TEXTO DADO:
--- --- ---

A Máximo Agustín In memoriam
CONSOLATIO AMICITIAE 21.Retablo impreciso
A Máximo Agustín In memoriam
Amigo Máximo: Yo mismo dudo del sentido y del destino de esta Consolatio, cuya única pista de vuelo está cimentada en un recuerdo tan lejano cono difuso.
A pesar de los estragos del tiempo, este recuerdo diluido, pero siempre latente, surgió con luz brillante cuando hace unos meses recibí información sobre la celebración del sexagésimo aniversario sacerdotal de un grupo de PP. Paúles, en cuya lista aparecía el sacerdote Máximo Agustín. Este nombre resonó con fuerza en mi memoria y surgió en mí el deseo fervoroso de acudir a la Basílica de la Milagrosa el día 9 de septiembre del 2011. Consideré que se me ofrecía una ocasión y un envite para saludarte y abrazarte después de haber vivido 36 años sin vernos.
Tras la concelebración eucarística que rubricó el glorioso sexagésimo aniversario, tuve la satisfacción de conversar contigo bajo el afecto de lo imprevisto y con la emoción de lo improvisado. Apareciste endeble y quebradizo como un carrizo que el viento zarandea junto a la orilla del vivir que anunciaba su fin. No en vano, al abrazarte me sugeriste: No me aprietes mucho, que me rompes.

--- --- ---

FILAS APORTADAS:
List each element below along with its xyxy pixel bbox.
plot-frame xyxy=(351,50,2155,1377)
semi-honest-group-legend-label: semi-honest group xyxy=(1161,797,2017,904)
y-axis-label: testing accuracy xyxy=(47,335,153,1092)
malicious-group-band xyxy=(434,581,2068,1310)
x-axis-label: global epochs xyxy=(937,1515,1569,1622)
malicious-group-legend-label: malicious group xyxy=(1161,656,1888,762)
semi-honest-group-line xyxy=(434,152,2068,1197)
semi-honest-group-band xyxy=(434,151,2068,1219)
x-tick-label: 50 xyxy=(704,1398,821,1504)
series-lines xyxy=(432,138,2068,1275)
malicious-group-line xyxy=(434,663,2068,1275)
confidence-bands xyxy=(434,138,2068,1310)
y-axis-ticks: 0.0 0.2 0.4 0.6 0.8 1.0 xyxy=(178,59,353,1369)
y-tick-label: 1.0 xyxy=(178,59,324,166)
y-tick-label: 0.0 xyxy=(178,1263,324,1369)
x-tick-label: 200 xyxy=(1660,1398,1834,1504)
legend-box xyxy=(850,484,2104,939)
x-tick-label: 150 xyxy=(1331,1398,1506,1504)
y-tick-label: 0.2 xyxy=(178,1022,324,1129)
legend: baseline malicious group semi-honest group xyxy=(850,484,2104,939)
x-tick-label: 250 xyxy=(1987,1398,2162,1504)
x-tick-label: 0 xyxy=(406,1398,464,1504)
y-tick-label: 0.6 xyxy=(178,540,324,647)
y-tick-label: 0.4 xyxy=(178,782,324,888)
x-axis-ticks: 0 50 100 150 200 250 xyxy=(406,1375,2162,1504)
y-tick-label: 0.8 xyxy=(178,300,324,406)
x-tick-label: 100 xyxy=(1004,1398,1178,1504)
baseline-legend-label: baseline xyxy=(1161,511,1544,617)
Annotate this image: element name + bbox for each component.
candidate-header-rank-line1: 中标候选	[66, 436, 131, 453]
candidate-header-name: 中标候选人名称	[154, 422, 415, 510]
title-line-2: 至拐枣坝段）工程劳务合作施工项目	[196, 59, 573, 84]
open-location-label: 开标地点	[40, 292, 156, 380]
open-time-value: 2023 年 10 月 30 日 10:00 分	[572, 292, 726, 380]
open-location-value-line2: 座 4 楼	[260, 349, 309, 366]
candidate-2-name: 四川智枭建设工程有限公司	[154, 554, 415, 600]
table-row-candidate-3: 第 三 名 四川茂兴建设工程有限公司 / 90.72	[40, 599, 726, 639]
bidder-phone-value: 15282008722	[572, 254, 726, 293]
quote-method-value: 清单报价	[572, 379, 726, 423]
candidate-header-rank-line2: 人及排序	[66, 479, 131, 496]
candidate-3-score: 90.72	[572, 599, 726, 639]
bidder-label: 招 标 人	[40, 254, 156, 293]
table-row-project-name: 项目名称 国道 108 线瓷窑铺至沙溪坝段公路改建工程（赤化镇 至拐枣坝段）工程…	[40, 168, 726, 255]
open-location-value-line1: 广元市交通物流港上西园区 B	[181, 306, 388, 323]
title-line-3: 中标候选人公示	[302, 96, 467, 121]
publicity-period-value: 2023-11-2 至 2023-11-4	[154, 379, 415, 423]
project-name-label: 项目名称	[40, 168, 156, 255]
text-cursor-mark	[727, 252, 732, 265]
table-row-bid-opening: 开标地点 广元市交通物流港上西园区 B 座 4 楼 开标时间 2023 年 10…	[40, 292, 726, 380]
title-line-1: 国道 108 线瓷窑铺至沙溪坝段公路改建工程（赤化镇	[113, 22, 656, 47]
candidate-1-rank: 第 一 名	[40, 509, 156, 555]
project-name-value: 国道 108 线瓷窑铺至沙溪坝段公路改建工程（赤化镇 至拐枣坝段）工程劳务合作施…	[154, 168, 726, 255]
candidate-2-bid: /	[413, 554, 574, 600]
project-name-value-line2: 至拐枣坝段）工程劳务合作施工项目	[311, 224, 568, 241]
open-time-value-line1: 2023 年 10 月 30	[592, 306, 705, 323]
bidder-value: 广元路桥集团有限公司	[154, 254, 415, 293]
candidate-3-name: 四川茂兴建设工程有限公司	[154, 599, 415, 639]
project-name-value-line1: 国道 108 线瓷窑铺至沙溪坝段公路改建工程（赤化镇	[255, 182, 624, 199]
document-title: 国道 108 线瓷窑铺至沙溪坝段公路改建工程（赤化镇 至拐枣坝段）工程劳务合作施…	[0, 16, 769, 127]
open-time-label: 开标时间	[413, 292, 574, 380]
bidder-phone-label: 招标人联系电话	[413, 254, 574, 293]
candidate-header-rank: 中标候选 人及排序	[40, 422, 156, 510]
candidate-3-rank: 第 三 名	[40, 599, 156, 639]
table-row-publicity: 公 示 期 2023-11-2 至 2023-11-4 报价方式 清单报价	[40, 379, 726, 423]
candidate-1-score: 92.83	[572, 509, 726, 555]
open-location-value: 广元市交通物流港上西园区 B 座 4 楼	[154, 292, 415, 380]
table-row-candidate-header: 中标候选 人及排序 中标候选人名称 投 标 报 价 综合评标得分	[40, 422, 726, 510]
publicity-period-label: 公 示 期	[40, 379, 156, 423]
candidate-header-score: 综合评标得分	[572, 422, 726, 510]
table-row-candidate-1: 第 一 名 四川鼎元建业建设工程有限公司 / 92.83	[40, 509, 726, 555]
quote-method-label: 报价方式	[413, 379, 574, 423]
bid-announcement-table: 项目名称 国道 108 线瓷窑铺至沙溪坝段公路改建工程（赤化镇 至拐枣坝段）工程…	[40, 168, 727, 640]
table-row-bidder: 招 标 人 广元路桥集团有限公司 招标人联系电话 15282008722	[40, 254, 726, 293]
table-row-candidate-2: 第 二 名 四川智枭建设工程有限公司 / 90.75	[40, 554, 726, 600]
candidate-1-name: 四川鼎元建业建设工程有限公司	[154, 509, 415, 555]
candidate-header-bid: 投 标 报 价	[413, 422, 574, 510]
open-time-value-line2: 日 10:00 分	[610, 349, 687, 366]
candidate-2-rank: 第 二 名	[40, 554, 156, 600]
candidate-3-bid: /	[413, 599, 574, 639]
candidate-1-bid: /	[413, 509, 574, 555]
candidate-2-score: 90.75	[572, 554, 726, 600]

--- --- ---

OBJETIVOS:
1. Traduce al inglés esta oración de la Consolatio dirigida a Máximo Agustín: "Consideré que se me ofrecía una ocasión y un envite para saludarte y abrazarte después de haber vivido 36 años sin vernos."
2. Según la Consolatio dirigida a Máximo Agustín, ¿a qué basílica y en qué fecha deseaba acudir quien escribe?
3. Prolonga la Consolatio dirigida a Máximo Agustín a partir de su última oración.

RESPUESTAS DADAS:
1. I considered that I was being offered an occasion and an invitation to greet you and embrace you after having lived 36 years without seeing each other.

2. A la Basílica de la Milagrosa, el 9 de septiembre de 2011.

3.
Dos meses antes, habíamos hablado por teléfono de tu traducción del Portrait de M. Pouget. Tú también habías pensado en mí: He traído, en un pen drive, varias otras traducciones que quisiera ofrecerte. Lo tengo en el aposento. Tú sabes que me hubiera alegrado inmensamente recibir esas traducciones, pero alguien con decisión autoritaria te conminó a reintegrarte a la comunidad y, entonces, ambos, tú y yo, nos despedimos con premura. Ya nada supe de ti hasta el día 2 de junio, anuncio de tu fallecimiento.
En el verano de 1962, nos encontramos, por primera vez, en el colegio de Baracaldo. Tú y el resto de profesores, procedentes del chamizo junto a Altos Hornos, habíais inaugurado este nuevo colegio uno o dos años antes.
Quizás seas tú el único paúl de la historia que ha permanecido en la misma comunidad más de 50 años. No sé si el bueno de José Hervás, todavía en esa comunidad, pertenece también a los primigenios cofundadores de ese colegio. A tu vera han pasado por esos aposentos y esas aulas varias decenas de compañeros, a los que tú, imperturbable, contemplabas en su anexión a la comunidad y en su desgarro de ella.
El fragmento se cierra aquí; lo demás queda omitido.